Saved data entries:
-- BEGIN --
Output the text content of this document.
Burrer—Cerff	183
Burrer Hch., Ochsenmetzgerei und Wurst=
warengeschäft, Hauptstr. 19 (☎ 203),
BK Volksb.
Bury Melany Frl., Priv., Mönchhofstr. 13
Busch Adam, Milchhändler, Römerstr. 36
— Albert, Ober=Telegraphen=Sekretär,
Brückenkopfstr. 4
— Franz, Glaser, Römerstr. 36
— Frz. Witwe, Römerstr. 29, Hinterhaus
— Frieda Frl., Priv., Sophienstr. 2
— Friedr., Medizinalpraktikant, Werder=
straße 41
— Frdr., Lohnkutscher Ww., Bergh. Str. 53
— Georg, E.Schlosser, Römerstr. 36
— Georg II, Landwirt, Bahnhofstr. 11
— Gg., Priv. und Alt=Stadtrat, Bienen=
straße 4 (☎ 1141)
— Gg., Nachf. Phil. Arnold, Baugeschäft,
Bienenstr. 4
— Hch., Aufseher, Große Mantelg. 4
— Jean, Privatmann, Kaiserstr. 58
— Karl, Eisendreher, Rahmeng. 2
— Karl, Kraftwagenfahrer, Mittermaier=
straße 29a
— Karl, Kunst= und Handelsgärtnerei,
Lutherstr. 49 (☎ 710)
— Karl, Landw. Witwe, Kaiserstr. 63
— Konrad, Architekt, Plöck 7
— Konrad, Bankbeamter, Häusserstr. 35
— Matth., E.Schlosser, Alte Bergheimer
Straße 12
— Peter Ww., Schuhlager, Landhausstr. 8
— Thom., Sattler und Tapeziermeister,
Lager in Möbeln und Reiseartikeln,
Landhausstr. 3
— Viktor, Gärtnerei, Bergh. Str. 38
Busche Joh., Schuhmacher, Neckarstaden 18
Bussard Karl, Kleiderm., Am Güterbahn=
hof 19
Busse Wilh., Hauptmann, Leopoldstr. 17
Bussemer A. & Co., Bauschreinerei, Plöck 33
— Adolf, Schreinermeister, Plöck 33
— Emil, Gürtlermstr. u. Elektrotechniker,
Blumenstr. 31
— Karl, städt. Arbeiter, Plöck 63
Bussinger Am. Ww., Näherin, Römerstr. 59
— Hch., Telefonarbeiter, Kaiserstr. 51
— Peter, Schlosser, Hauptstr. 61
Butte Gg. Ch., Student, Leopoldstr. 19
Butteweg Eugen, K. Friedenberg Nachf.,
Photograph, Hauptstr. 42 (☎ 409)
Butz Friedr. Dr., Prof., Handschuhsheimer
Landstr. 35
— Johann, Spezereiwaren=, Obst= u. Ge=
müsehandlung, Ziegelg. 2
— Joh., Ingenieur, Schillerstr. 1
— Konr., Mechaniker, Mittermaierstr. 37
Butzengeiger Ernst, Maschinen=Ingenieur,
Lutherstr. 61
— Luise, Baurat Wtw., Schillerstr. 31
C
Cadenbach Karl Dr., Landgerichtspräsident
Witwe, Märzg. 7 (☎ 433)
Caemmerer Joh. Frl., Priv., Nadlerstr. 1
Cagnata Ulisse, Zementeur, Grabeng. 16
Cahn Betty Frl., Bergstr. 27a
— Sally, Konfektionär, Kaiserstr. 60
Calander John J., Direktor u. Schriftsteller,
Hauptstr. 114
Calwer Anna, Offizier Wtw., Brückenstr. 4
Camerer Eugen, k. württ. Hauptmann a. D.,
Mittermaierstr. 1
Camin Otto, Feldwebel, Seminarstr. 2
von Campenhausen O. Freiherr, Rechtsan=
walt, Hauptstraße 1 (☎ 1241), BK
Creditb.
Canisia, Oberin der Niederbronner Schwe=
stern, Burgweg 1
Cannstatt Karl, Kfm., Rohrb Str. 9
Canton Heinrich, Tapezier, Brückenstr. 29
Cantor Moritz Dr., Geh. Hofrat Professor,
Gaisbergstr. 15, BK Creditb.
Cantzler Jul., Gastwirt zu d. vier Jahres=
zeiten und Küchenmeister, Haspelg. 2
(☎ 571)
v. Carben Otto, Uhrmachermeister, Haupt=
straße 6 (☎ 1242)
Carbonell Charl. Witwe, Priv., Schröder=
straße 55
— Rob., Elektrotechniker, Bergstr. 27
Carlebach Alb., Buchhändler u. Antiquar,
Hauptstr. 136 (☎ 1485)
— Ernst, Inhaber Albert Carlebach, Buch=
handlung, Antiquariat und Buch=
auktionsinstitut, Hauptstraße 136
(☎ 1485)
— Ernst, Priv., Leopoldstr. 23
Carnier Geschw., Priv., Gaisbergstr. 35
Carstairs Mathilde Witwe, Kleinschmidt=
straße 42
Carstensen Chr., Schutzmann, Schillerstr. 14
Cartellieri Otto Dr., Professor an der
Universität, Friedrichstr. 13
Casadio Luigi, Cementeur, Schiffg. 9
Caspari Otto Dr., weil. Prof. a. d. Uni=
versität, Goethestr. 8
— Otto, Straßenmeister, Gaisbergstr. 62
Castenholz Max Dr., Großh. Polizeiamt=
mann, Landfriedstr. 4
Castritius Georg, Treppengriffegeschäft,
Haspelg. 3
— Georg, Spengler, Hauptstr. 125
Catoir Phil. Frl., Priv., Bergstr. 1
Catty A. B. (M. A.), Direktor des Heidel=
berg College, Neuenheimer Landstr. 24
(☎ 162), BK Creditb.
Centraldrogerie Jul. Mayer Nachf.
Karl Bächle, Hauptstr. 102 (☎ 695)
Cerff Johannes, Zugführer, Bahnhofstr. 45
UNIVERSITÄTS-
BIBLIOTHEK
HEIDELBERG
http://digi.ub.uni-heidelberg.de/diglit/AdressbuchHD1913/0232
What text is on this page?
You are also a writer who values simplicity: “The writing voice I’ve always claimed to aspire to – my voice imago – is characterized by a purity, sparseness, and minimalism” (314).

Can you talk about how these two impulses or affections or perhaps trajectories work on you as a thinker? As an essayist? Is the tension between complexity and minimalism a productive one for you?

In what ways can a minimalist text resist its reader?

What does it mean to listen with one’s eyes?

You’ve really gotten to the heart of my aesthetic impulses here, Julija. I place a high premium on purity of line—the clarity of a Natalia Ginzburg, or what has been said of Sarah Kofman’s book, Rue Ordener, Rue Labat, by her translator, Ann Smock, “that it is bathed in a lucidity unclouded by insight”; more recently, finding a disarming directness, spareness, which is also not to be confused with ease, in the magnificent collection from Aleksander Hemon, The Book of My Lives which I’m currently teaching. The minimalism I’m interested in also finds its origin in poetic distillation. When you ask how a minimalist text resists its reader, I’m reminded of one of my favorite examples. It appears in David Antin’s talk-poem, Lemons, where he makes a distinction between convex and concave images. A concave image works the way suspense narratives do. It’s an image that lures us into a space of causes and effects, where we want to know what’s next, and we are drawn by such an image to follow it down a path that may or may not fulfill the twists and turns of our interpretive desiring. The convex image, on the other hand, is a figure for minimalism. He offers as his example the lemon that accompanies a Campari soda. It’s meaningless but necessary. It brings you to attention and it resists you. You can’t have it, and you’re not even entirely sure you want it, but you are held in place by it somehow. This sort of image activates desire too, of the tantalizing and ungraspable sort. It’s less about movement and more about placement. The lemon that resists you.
-- END --
### The exercise
Print back all the lines verbatim.

### Final answer
Output the text content of this document.
Burrer—Cerff	183
Burrer Hch., Ochsenmetzgerei und Wurst=
warengeschäft, Hauptstr. 19 (☎ 203),
BK Volksb.
Bury Melany Frl., Priv., Mönchhofstr. 13
Busch Adam, Milchhändler, Römerstr. 36
— Albert, Ober=Telegraphen=Sekretär,
Brückenkopfstr. 4
— Franz, Glaser, Römerstr. 36
— Frz. Witwe, Römerstr. 29, Hinterhaus
— Frieda Frl., Priv., Sophienstr. 2
— Friedr., Medizinalpraktikant, Werder=
straße 41
— Frdr., Lohnkutscher Ww., Bergh. Str. 53
— Georg, E.Schlosser, Römerstr. 36
— Georg II, Landwirt, Bahnhofstr. 11
— Gg., Priv. und Alt=Stadtrat, Bienen=
straße 4 (☎ 1141)
— Gg., Nachf. Phil. Arnold, Baugeschäft,
Bienenstr. 4
— Hch., Aufseher, Große Mantelg. 4
— Jean, Privatmann, Kaiserstr. 58
— Karl, Eisendreher, Rahmeng. 2
— Karl, Kraftwagenfahrer, Mittermaier=
straße 29a
— Karl, Kunst= und Handelsgärtnerei,
Lutherstr. 49 (☎ 710)
— Karl, Landw. Witwe, Kaiserstr. 63
— Konrad, Architekt, Plöck 7
— Konrad, Bankbeamter, Häusserstr. 35
— Matth., E.Schlosser, Alte Bergheimer
Straße 12
— Peter Ww., Schuhlager, Landhausstr. 8
— Thom., Sattler und Tapeziermeister,
Lager in Möbeln und Reiseartikeln,
Landhausstr. 3
— Viktor, Gärtnerei, Bergh. Str. 38
Busche Joh., Schuhmacher, Neckarstaden 18
Bussard Karl, Kleiderm., Am Güterbahn=
hof 19
Busse Wilh., Hauptmann, Leopoldstr. 17
Bussemer A. & Co., Bauschreinerei, Plöck 33
— Adolf, Schreinermeister, Plöck 33
— Emil, Gürtlermstr. u. Elektrotechniker,
Blumenstr. 31
— Karl, städt. Arbeiter, Plöck 63
Bussinger Am. Ww., Näherin, Römerstr. 59
— Hch., Telefonarbeiter, Kaiserstr. 51
— Peter, Schlosser, Hauptstr. 61
Butte Gg. Ch., Student, Leopoldstr. 19
Butteweg Eugen, K. Friedenberg Nachf.,
Photograph, Hauptstr. 42 (☎ 409)
Butz Friedr. Dr., Prof., Handschuhsheimer
Landstr. 35
— Johann, Spezereiwaren=, Obst= u. Ge=
müsehandlung, Ziegelg. 2
— Joh., Ingenieur, Schillerstr. 1
— Konr., Mechaniker, Mittermaierstr. 37
Butzengeiger Ernst, Maschinen=Ingenieur,
Lutherstr. 61
— Luise, Baurat Wtw., Schillerstr. 31
C
Cadenbach Karl Dr., Landgerichtspräsident
Witwe, Märzg. 7 (☎ 433)
Caemmerer Joh. Frl., Priv., Nadlerstr. 1
Cagnata Ulisse, Zementeur, Grabeng. 16
Cahn Betty Frl., Bergstr. 27a
— Sally, Konfektionär, Kaiserstr. 60
Calander John J., Direktor u. Schriftsteller,
Hauptstr. 114
Calwer Anna, Offizier Wtw., Brückenstr. 4
Camerer Eugen, k. württ. Hauptmann a. D.,
Mittermaierstr. 1
Camin Otto, Feldwebel, Seminarstr. 2
von Campenhausen O. Freiherr, Rechtsan=
walt, Hauptstraße 1 (☎ 1241), BK
Creditb.
Canisia, Oberin der Niederbronner Schwe=
stern, Burgweg 1
Cannstatt Karl, Kfm., Rohrb Str. 9
Canton Heinrich, Tapezier, Brückenstr. 29
Cantor Moritz Dr., Geh. Hofrat Professor,
Gaisbergstr. 15, BK Creditb.
Cantzler Jul., Gastwirt zu d. vier Jahres=
zeiten und Küchenmeister, Haspelg. 2
(☎ 571)
v. Carben Otto, Uhrmachermeister, Haupt=
straße 6 (☎ 1242)
Carbonell Charl. Witwe, Priv., Schröder=
straße 55
— Rob., Elektrotechniker, Bergstr. 27
Carlebach Alb., Buchhändler u. Antiquar,
Hauptstr. 136 (☎ 1485)
— Ernst, Inhaber Albert Carlebach, Buch=
handlung, Antiquariat und Buch=
auktionsinstitut, Hauptstraße 136
(☎ 1485)
— Ernst, Priv., Leopoldstr. 23
Carnier Geschw., Priv., Gaisbergstr. 35
Carstairs Mathilde Witwe, Kleinschmidt=
straße 42
Carstensen Chr., Schutzmann, Schillerstr. 14
Cartellieri Otto Dr., Professor an der
Universität, Friedrichstr. 13
Casadio Luigi, Cementeur, Schiffg. 9
Caspari Otto Dr., weil. Prof. a. d. Uni=
versität, Goethestr. 8
— Otto, Straßenmeister, Gaisbergstr. 62
Castenholz Max Dr., Großh. Polizeiamt=
mann, Landfriedstr. 4
Castritius Georg, Treppengriffegeschäft,
Haspelg. 3
— Georg, Spengler, Hauptstr. 125
Catoir Phil. Frl., Priv., Bergstr. 1
Catty A. B. (M. A.), Direktor des Heidel=
berg College, Neuenheimer Landstr. 24
(☎ 162), BK Creditb.
Centraldrogerie Jul. Mayer Nachf.
Karl Bächle, Hauptstr. 102 (☎ 695)
Cerff Johannes, Zugführer, Bahnhofstr. 45
UNIVERSITÄTS-
BIBLIOTHEK
HEIDELBERG
http://digi.ub.uni-heidelberg.de/diglit/AdressbuchHD1913/0232
What text is on this page?
You are also a writer who values simplicity: “The writing voice I’ve always claimed to aspire to – my voice imago – is characterized by a purity, sparseness, and minimalism” (314).

Can you talk about how these two impulses or affections or perhaps trajectories work on you as a thinker? As an essayist? Is the tension between complexity and minimalism a productive one for you?

In what ways can a minimalist text resist its reader?

What does it mean to listen with one’s eyes?

You’ve really gotten to the heart of my aesthetic impulses here, Julija. I place a high premium on purity of line—the clarity of a Natalia Ginzburg, or what has been said of Sarah Kofman’s book, Rue Ordener, Rue Labat, by her translator, Ann Smock, “that it is bathed in a lucidity unclouded by insight”; more recently, finding a disarming directness, spareness, which is also not to be confused with ease, in the magnificent collection from Aleksander Hemon, The Book of My Lives which I’m currently teaching. The minimalism I’m interested in also finds its origin in poetic distillation. When you ask how a minimalist text resists its reader, I’m reminded of one of my favorite examples. It appears in David Antin’s talk-poem, Lemons, where he makes a distinction between convex and concave images. A concave image works the way suspense narratives do. It’s an image that lures us into a space of causes and effects, where we want to know what’s next, and we are drawn by such an image to follow it down a path that may or may not fulfill the twists and turns of our interpretive desiring. The convex image, on the other hand, is a figure for minimalism. He offers as his example the lemon that accompanies a Campari soda. It’s meaningless but necessary. It brings you to attention and it resists you. You can’t have it, and you’re not even entirely sure you want it, but you are held in place by it somehow. This sort of image activates desire too, of the tantalizing and ungraspable sort. It’s less about movement and more about placement. The lemon that resists you.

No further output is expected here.